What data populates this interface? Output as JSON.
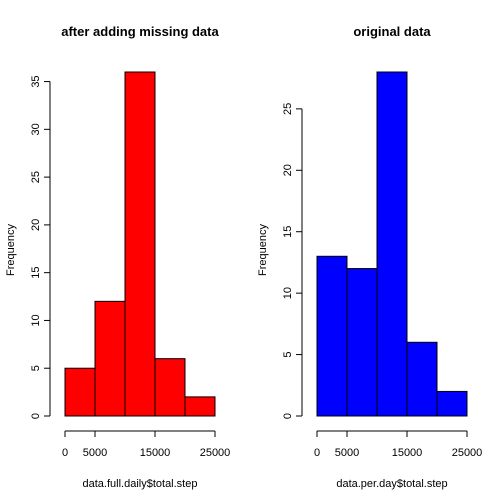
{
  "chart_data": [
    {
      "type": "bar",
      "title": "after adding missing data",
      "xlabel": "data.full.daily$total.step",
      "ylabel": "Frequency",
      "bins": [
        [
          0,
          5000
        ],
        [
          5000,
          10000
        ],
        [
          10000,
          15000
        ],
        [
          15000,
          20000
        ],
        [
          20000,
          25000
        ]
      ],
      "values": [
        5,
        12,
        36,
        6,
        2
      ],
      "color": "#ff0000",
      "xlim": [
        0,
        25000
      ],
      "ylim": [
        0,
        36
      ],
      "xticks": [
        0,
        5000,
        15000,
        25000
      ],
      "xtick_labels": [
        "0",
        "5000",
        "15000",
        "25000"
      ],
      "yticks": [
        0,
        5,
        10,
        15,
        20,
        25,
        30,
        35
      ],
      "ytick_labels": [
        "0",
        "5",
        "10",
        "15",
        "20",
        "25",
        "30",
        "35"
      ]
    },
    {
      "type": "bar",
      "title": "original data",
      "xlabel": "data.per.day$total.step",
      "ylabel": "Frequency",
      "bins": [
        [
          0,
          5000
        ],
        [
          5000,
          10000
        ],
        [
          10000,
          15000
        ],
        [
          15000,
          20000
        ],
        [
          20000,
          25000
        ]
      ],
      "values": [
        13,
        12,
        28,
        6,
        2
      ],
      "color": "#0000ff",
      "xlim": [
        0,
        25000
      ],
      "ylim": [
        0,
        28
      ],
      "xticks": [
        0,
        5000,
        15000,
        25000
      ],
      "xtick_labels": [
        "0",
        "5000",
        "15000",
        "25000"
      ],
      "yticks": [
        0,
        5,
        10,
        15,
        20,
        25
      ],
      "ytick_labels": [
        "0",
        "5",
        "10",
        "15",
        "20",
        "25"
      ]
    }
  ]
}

§ **EXERCISE INSTRUCTIONS**:
In the entries above, count each line that holds "step". Give the total and nothing else.

§ **FULL RESPONSE**:
2